Data provided
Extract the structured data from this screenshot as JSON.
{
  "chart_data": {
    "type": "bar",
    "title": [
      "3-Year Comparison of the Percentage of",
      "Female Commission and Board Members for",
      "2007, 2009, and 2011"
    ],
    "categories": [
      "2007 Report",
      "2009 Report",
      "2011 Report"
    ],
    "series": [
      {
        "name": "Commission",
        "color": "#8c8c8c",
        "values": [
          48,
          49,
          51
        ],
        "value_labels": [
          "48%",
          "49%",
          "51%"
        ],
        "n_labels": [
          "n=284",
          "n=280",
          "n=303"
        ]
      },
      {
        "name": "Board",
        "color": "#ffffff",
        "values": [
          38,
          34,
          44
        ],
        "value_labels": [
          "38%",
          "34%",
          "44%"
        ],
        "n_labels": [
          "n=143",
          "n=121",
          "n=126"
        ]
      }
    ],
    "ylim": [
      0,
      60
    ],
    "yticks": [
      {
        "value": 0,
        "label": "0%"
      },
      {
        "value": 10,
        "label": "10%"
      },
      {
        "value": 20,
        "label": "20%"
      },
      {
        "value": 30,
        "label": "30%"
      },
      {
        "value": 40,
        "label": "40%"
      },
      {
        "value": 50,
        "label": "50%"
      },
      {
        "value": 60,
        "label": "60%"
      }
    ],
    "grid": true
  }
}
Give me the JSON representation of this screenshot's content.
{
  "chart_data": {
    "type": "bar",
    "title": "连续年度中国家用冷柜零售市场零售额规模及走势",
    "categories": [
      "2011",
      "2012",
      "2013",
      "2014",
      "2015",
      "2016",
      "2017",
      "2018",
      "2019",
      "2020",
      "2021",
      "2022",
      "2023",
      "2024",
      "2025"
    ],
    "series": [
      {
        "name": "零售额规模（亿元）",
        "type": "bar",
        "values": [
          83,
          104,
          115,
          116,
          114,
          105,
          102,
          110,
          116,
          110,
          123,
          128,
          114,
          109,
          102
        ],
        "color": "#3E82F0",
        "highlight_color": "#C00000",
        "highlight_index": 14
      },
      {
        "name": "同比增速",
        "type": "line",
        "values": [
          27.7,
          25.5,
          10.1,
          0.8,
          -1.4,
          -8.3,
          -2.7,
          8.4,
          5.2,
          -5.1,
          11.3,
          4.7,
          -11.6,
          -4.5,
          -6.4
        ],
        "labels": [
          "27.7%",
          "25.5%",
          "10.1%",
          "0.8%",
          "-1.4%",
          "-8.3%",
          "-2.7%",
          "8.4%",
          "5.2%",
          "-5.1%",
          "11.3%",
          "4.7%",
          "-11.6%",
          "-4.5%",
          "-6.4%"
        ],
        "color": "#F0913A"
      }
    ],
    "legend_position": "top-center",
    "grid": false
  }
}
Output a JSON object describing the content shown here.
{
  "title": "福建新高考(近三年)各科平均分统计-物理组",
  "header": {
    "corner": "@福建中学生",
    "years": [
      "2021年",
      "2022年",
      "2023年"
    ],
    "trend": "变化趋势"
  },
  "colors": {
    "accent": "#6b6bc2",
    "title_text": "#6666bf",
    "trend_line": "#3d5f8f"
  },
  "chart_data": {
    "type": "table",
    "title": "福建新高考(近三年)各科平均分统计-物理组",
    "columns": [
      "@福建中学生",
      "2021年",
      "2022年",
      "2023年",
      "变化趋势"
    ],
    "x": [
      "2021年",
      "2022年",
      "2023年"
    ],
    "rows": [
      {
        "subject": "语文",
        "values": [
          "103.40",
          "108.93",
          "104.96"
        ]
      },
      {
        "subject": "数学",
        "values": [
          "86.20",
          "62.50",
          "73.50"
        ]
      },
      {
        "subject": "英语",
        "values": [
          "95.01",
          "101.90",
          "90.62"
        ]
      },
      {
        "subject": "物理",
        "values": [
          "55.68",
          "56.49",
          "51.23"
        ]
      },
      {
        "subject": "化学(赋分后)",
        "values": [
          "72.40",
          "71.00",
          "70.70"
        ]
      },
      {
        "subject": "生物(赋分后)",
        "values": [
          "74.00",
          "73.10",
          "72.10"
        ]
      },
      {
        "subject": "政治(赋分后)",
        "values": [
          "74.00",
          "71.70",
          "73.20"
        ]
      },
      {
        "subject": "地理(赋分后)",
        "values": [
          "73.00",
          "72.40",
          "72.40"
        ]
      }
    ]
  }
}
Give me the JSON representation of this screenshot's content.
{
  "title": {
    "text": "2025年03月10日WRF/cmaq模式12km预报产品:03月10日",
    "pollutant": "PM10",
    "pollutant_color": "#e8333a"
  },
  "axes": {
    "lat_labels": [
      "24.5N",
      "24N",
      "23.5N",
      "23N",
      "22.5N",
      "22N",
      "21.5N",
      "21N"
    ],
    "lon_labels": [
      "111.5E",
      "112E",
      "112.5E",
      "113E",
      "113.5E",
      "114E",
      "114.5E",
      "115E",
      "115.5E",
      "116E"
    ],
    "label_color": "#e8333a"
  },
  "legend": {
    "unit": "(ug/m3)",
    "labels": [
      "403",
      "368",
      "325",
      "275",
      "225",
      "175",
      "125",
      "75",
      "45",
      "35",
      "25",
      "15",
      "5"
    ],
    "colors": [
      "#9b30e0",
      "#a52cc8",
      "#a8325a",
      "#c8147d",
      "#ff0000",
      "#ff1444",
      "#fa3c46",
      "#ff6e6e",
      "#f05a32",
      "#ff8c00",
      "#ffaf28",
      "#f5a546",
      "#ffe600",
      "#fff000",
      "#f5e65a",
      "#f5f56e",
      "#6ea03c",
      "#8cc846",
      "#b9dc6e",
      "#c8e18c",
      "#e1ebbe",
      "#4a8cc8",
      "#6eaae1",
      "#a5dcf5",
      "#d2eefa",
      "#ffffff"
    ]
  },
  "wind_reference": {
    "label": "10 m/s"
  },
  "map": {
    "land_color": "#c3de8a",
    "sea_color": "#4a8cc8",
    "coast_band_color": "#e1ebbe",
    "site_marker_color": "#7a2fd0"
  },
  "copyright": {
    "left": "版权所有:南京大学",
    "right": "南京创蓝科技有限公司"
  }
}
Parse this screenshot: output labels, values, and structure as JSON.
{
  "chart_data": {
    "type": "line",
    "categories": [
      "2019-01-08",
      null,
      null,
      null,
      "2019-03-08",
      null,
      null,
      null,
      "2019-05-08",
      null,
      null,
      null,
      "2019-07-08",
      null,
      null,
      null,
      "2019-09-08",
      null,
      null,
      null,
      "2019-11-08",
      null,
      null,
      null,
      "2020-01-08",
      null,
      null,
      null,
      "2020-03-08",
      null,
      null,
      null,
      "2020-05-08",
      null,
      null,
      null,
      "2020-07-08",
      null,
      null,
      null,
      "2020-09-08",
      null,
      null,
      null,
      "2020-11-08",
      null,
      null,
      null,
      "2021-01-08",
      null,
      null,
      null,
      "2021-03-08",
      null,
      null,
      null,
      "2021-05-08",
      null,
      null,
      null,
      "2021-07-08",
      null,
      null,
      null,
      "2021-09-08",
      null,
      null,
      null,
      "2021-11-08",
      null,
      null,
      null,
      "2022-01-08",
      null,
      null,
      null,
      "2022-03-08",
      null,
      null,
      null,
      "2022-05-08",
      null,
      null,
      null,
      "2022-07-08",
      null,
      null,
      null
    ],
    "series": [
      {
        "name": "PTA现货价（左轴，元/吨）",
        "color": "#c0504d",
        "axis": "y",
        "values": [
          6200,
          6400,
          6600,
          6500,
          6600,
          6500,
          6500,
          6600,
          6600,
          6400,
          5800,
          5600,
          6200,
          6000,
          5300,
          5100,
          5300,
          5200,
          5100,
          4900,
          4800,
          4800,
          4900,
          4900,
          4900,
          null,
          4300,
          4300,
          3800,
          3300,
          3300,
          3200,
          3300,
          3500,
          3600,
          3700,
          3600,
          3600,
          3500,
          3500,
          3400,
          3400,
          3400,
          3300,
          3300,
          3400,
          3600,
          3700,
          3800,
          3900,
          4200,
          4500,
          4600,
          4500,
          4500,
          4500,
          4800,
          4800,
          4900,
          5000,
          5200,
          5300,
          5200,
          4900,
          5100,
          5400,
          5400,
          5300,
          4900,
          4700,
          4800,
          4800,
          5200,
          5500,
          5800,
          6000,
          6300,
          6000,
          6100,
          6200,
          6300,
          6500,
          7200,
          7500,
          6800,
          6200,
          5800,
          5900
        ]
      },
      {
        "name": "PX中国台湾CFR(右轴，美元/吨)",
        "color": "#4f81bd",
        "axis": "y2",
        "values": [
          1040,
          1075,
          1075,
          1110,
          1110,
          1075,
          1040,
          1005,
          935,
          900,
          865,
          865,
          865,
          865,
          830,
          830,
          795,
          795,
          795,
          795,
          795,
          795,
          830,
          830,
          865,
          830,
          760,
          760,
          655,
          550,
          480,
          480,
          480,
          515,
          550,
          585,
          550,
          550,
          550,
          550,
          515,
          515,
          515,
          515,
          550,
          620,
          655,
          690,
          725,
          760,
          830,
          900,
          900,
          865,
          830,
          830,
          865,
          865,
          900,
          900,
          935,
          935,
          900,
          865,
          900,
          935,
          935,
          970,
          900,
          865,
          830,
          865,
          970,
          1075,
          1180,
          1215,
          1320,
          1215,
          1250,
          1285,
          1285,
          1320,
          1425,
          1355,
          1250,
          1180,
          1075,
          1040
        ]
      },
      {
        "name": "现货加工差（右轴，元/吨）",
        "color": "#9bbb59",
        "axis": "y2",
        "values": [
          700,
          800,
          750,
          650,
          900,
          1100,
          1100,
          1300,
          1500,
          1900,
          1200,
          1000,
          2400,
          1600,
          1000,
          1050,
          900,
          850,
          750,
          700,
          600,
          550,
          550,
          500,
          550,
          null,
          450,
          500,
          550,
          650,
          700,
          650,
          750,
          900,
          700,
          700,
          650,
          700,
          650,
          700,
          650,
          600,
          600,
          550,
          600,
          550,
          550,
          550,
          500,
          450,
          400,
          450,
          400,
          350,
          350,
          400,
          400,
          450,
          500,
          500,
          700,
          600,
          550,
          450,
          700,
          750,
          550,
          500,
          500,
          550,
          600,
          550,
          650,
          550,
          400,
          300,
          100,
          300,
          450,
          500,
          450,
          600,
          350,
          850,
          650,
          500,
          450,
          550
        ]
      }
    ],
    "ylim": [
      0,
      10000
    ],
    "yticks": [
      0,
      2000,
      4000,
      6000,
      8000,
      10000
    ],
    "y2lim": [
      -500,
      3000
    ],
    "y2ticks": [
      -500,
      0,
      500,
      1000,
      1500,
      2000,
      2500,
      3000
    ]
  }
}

The request
Pull out all lines from the listing that contain the string "各科平均分统计".

Problem solution
  "title": "福建新高考(近三年)各科平均分统计-物理组",
    "title": "福建新高考(近三年)各科平均分统计-物理组",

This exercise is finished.